**TEXT BLOCK**
A lockdown procedure should identify which doors, shutters, or barriers to secure, in what sequence, and who is responsible for each. It should also account for the parts of the site that are hardest to secure quickly (examples: sports fields, temporary entrances, external teaching areas).

The statutory test that procedures must be implementable "rapidly and effectively" applies here as much as anywhere. A lockdown procedure that requires staff to remember a long sequence of steps they've never practiced under pressure is not the same as one they've drilled until it's automatic.

Communication

Communication is alerting staff, pupils, and visitors to danger and providing clear instructions in real time.

This covers both the internal system and the outward communication:

  • What do pupils do?
  • What do visiting parents do?
  • What do contractors on site do?

Vague instructions are harder to follow under stress than specific, spatially grounded ones. For example, "move to safety" is harder to act on than "move to the main hall via the east corridor and wait for further instructions." The more specific the instruction, the more likely it is to be followed correctly by people who are frightened.

**WHAT NEEDS TO BE DONE**
Print the portion of the lockdown and communication guidance starting with "The statutory test" and going on through "visiting parents do?", copying it precisely as it appears.

**DATA SECTION**
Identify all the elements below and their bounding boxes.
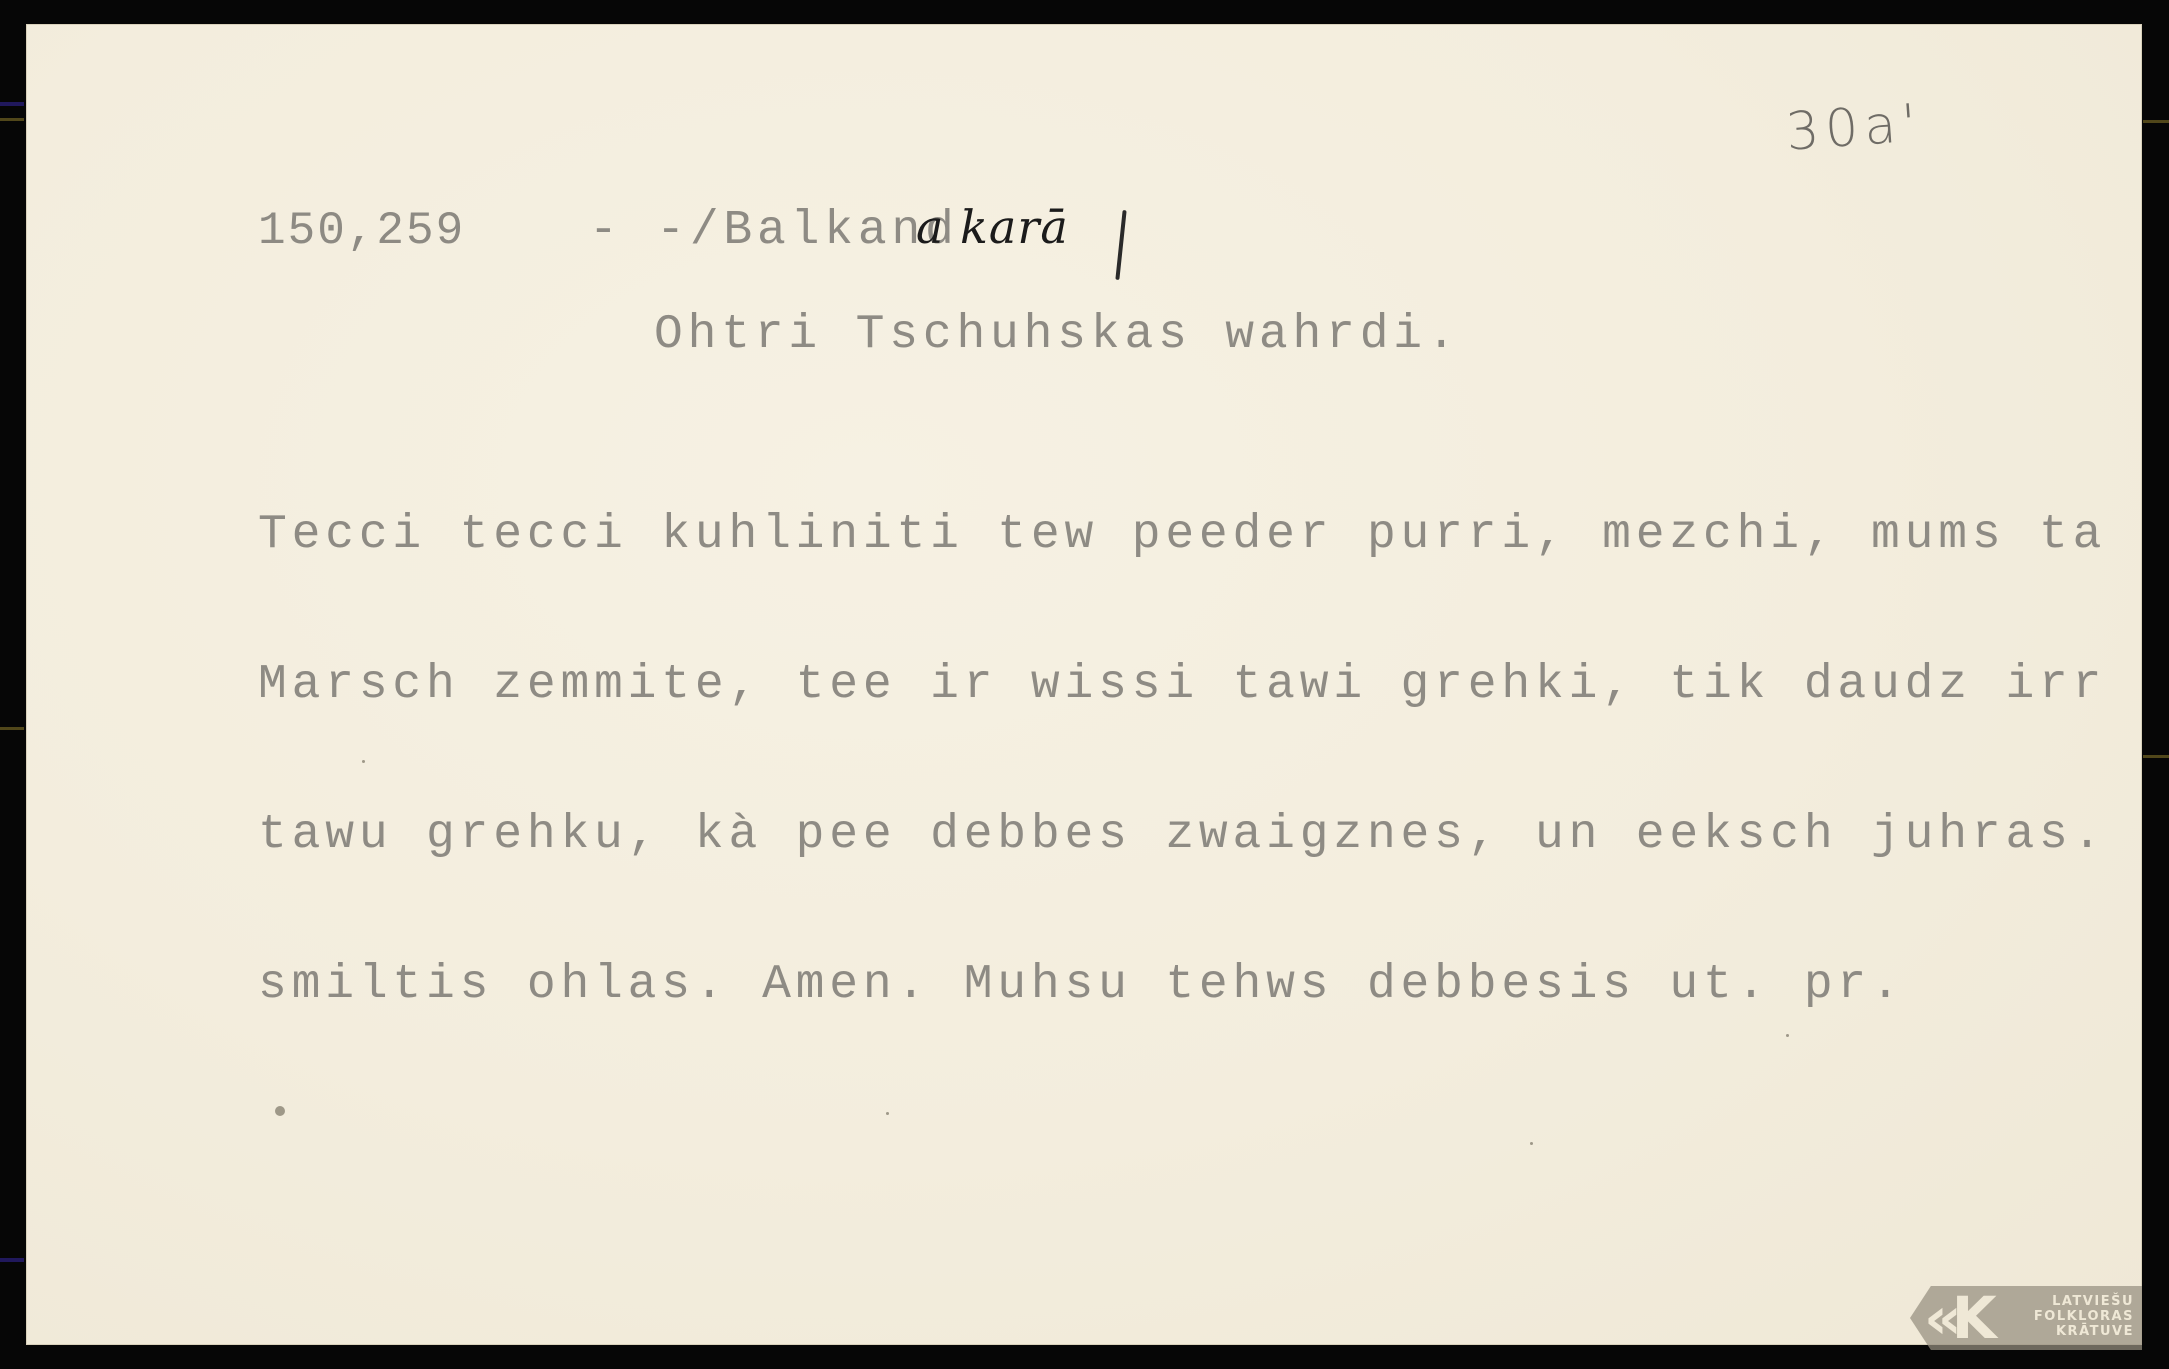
film-edge-mark: [0, 102, 24, 106]
paper-speck: [886, 1112, 889, 1115]
text-line: Tecci tecci kuhliniti tew peeder purri, …: [258, 510, 2106, 560]
paper-speck: [1786, 1034, 1789, 1037]
text-line: tawu grehku, kà pee debbes zwaigznes, un…: [258, 810, 2106, 860]
film-edge-mark: [0, 1258, 24, 1262]
title-typed-part: - -/Balkand: [589, 206, 959, 256]
scan-background: 30a' 150,259 - -/Balkand a karā Ohtri Ts…: [0, 0, 2169, 1369]
title-handwritten-part: a karā: [916, 200, 1069, 254]
paper-speck: [275, 1106, 285, 1116]
paper-speck: [362, 760, 365, 763]
paper-speck: [1530, 1142, 1533, 1145]
film-edge-mark: [2143, 755, 2169, 758]
transcribed-text-body: Tecci tecci kuhliniti tew peeder purri, …: [258, 410, 2106, 1110]
handwritten-slash-mark: [1115, 210, 1126, 280]
archive-watermark-logo: ‹‹K LATVIEŠU FOLKLORAS KRĀTUVE: [1910, 1286, 2142, 1350]
text-subtitle: Ohtri Tschuhskas wahrdi.: [654, 310, 1461, 360]
film-edge-mark: [0, 727, 24, 730]
film-edge-mark: [2143, 120, 2169, 123]
logo-line: KRĀTUVE: [2034, 1324, 2134, 1339]
film-edge-mark: [0, 118, 24, 121]
logo-line: FOLKLORAS: [2034, 1309, 2134, 1324]
lfk-logo-icon: ‹‹K: [1924, 1290, 1987, 1346]
logo-line: LATVIEŠU: [2034, 1294, 2134, 1309]
archive-index-card: 30a' 150,259 - -/Balkand a karā Ohtri Ts…: [26, 24, 2142, 1345]
text-line: Marsch zemmite, tee ir wissi tawi grehki…: [258, 660, 2106, 710]
logo-wordmark: LATVIEŠU FOLKLORAS KRĀTUVE: [2034, 1294, 2134, 1339]
accession-number: 150,259: [258, 206, 465, 256]
text-line: smiltis ohlas. Amen. Muhsu tehws debbesi…: [258, 960, 2106, 1010]
corner-pencil-note: 30a': [1784, 93, 1924, 162]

**WRITTEN SOLUTION**
The statutory test that procedures must be implementable "rapidly and effectively" applies here as much as anywhere. A lockdown procedure that requires staff to remember a long sequence of steps they've never practiced under pressure is not the same as one they've drilled until it's automatic.

Communication

Communication is alerting staff, pupils, and visitors to danger and providing clear instructions in real time.

This covers both the internal system and the outward communication:

  • What do pupils do?
  • What do visiting parents do?